Records from a collection of figures
____________

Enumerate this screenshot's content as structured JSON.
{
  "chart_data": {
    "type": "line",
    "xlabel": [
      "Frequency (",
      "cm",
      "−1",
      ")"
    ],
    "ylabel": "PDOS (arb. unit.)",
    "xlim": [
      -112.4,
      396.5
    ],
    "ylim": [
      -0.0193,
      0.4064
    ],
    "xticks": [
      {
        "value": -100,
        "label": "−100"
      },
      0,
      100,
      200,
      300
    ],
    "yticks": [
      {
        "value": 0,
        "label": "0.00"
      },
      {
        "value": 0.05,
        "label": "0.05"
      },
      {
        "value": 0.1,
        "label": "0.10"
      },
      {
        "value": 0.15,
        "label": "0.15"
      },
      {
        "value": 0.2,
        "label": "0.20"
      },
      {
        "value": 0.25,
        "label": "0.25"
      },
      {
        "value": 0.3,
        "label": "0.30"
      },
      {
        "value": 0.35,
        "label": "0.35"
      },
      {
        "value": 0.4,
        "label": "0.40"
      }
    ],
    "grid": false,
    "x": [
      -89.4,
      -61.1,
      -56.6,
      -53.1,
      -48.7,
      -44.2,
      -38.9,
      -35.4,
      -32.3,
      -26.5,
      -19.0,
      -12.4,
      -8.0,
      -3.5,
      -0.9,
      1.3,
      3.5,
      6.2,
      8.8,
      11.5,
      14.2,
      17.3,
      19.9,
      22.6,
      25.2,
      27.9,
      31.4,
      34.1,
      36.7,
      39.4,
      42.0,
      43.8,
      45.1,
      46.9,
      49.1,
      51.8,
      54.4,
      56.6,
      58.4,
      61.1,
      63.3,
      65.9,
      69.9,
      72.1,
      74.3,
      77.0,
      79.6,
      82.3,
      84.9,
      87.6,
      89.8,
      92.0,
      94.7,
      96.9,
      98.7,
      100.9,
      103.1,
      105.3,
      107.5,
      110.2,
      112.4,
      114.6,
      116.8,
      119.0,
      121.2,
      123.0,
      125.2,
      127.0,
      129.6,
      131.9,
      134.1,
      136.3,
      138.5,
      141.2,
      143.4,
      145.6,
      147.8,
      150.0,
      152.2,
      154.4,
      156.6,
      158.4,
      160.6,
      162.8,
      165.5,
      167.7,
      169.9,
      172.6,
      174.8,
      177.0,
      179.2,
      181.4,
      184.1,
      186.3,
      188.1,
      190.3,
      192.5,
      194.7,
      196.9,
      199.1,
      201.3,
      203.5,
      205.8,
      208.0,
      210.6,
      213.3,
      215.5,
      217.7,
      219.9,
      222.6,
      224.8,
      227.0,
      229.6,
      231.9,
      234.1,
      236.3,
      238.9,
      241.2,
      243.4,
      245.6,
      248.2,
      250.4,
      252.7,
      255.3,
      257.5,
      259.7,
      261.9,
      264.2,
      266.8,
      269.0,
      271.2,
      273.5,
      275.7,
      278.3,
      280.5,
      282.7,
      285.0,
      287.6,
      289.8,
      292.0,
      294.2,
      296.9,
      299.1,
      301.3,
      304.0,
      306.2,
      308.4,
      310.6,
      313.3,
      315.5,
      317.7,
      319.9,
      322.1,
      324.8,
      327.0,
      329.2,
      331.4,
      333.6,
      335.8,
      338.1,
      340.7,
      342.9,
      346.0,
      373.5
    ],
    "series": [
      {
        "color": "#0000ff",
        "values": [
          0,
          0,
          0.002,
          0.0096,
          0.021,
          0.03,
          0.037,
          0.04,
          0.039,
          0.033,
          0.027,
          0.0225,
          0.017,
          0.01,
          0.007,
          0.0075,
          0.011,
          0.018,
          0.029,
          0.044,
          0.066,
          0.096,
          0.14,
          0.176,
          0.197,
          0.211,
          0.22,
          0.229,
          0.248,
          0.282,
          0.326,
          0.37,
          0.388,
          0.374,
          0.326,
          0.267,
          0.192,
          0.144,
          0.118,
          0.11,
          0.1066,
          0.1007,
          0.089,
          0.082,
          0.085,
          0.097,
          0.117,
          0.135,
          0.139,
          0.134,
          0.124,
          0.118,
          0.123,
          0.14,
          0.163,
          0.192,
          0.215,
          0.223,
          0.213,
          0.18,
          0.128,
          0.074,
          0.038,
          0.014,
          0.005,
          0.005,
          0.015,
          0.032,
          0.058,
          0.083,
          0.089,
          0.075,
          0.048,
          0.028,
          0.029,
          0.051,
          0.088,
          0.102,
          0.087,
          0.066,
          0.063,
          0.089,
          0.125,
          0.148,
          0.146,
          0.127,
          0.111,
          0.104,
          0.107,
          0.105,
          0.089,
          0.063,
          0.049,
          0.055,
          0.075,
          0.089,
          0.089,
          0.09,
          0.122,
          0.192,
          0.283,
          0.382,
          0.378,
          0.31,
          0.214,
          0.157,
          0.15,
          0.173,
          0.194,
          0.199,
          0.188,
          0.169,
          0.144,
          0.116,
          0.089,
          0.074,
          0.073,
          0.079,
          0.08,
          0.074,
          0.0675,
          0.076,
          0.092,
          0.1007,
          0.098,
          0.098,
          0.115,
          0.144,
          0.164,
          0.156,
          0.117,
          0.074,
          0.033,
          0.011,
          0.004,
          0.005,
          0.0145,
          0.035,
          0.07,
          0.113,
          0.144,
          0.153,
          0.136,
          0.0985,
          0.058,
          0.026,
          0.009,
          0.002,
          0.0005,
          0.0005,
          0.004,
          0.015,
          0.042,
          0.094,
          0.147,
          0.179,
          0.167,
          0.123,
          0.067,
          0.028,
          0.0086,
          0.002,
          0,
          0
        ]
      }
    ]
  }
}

____________

EXERCISE BRIEF >>
Output the records above in their entirety, exactly.

THE SOLUTION >>
Enumerate this screenshot's content as structured JSON.
{
  "chart_data": {
    "type": "line",
    "xlabel": [
      "Frequency (",
      "cm",
      "−1",
      ")"
    ],
    "ylabel": "PDOS (arb. unit.)",
    "xlim": [
      -112.4,
      396.5
    ],
    "ylim": [
      -0.0193,
      0.4064
    ],
    "xticks": [
      {
        "value": -100,
        "label": "−100"
      },
      0,
      100,
      200,
      300
    ],
    "yticks": [
      {
        "value": 0,
        "label": "0.00"
      },
      {
        "value": 0.05,
        "label": "0.05"
      },
      {
        "value": 0.1,
        "label": "0.10"
      },
      {
        "value": 0.15,
        "label": "0.15"
      },
      {
        "value": 0.2,
        "label": "0.20"
      },
      {
        "value": 0.25,
        "label": "0.25"
      },
      {
        "value": 0.3,
        "label": "0.30"
      },
      {
        "value": 0.35,
        "label": "0.35"
      },
      {
        "value": 0.4,
        "label": "0.40"
      }
    ],
    "grid": false,
    "x": [
      -89.4,
      -61.1,
      -56.6,
      -53.1,
      -48.7,
      -44.2,
      -38.9,
      -35.4,
      -32.3,
      -26.5,
      -19.0,
      -12.4,
      -8.0,
      -3.5,
      -0.9,
      1.3,
      3.5,
      6.2,
      8.8,
      11.5,
      14.2,
      17.3,
      19.9,
      22.6,
      25.2,
      27.9,
      31.4,
      34.1,
      36.7,
      39.4,
      42.0,
      43.8,
      45.1,
      46.9,
      49.1,
      51.8,
      54.4,
      56.6,
      58.4,
      61.1,
      63.3,
      65.9,
      69.9,
      72.1,
      74.3,
      77.0,
      79.6,
      82.3,
      84.9,
      87.6,
      89.8,
      92.0,
      94.7,
      96.9,
      98.7,
      100.9,
      103.1,
      105.3,
      107.5,
      110.2,
      112.4,
      114.6,
      116.8,
      119.0,
      121.2,
      123.0,
      125.2,
      127.0,
      129.6,
      131.9,
      134.1,
      136.3,
      138.5,
      141.2,
      143.4,
      145.6,
      147.8,
      150.0,
      152.2,
      154.4,
      156.6,
      158.4,
      160.6,
      162.8,
      165.5,
      167.7,
      169.9,
      172.6,
      174.8,
      177.0,
      179.2,
      181.4,
      184.1,
      186.3,
      188.1,
      190.3,
      192.5,
      194.7,
      196.9,
      199.1,
      201.3,
      203.5,
      205.8,
      208.0,
      210.6,
      213.3,
      215.5,
      217.7,
      219.9,
      222.6,
      224.8,
      227.0,
      229.6,
      231.9,
      234.1,
      236.3,
      238.9,
      241.2,
      243.4,
      245.6,
      248.2,
      250.4,
      252.7,
      255.3,
      257.5,
      259.7,
      261.9,
      264.2,
      266.8,
      269.0,
      271.2,
      273.5,
      275.7,
      278.3,
      280.5,
      282.7,
      285.0,
      287.6,
      289.8,
      292.0,
      294.2,
      296.9,
      299.1,
      301.3,
      304.0,
      306.2,
      308.4,
      310.6,
      313.3,
      315.5,
      317.7,
      319.9,
      322.1,
      324.8,
      327.0,
      329.2,
      331.4,
      333.6,
      335.8,
      338.1,
      340.7,
      342.9,
      346.0,
      373.5
    ],
    "series": [
      {
        "color": "#0000ff",
        "values": [
          0,
          0,
          0.002,
          0.0096,
          0.021,
          0.03,
          0.037,
          0.04,
          0.039,
          0.033,
          0.027,
          0.0225,
          0.017,
          0.01,
          0.007,
          0.0075,
          0.011,
          0.018,
          0.029,
          0.044,
          0.066,
          0.096,
          0.14,
          0.176,
          0.197,
          0.211,
          0.22,
          0.229,
          0.248,
          0.282,
          0.326,
          0.37,
          0.388,
          0.374,
          0.326,
          0.267,
          0.192,
          0.144,
          0.118,
          0.11,
          0.1066,
          0.1007,
          0.089,
          0.082,
          0.085,
          0.097,
          0.117,
          0.135,
          0.139,
          0.134,
          0.124,
          0.118,
          0.123,
          0.14,
          0.163,
          0.192,
          0.215,
          0.223,
          0.213,
          0.18,
          0.128,
          0.074,
          0.038,
          0.014,
          0.005,
          0.005,
          0.015,
          0.032,
          0.058,
          0.083,
          0.089,
          0.075,
          0.048,
          0.028,
          0.029,
          0.051,
          0.088,
          0.102,
          0.087,
          0.066,
          0.063,
          0.089,
          0.125,
          0.148,
          0.146,
          0.127,
          0.111,
          0.104,
          0.107,
          0.105,
          0.089,
          0.063,
          0.049,
          0.055,
          0.075,
          0.089,
          0.089,
          0.09,
          0.122,
          0.192,
          0.283,
          0.382,
          0.378,
          0.31,
          0.214,
          0.157,
          0.15,
          0.173,
          0.194,
          0.199,
          0.188,
          0.169,
          0.144,
          0.116,
          0.089,
          0.074,
          0.073,
          0.079,
          0.08,
          0.074,
          0.0675,
          0.076,
          0.092,
          0.1007,
          0.098,
          0.098,
          0.115,
          0.144,
          0.164,
          0.156,
          0.117,
          0.074,
          0.033,
          0.011,
          0.004,
          0.005,
          0.0145,
          0.035,
          0.07,
          0.113,
          0.144,
          0.153,
          0.136,
          0.0985,
          0.058,
          0.026,
          0.009,
          0.002,
          0.0005,
          0.0005,
          0.004,
          0.015,
          0.042,
          0.094,
          0.147,
          0.179,
          0.167,
          0.123,
          0.067,
          0.028,
          0.0086,
          0.002,
          0,
          0
        ]
      }
    ]
  }
}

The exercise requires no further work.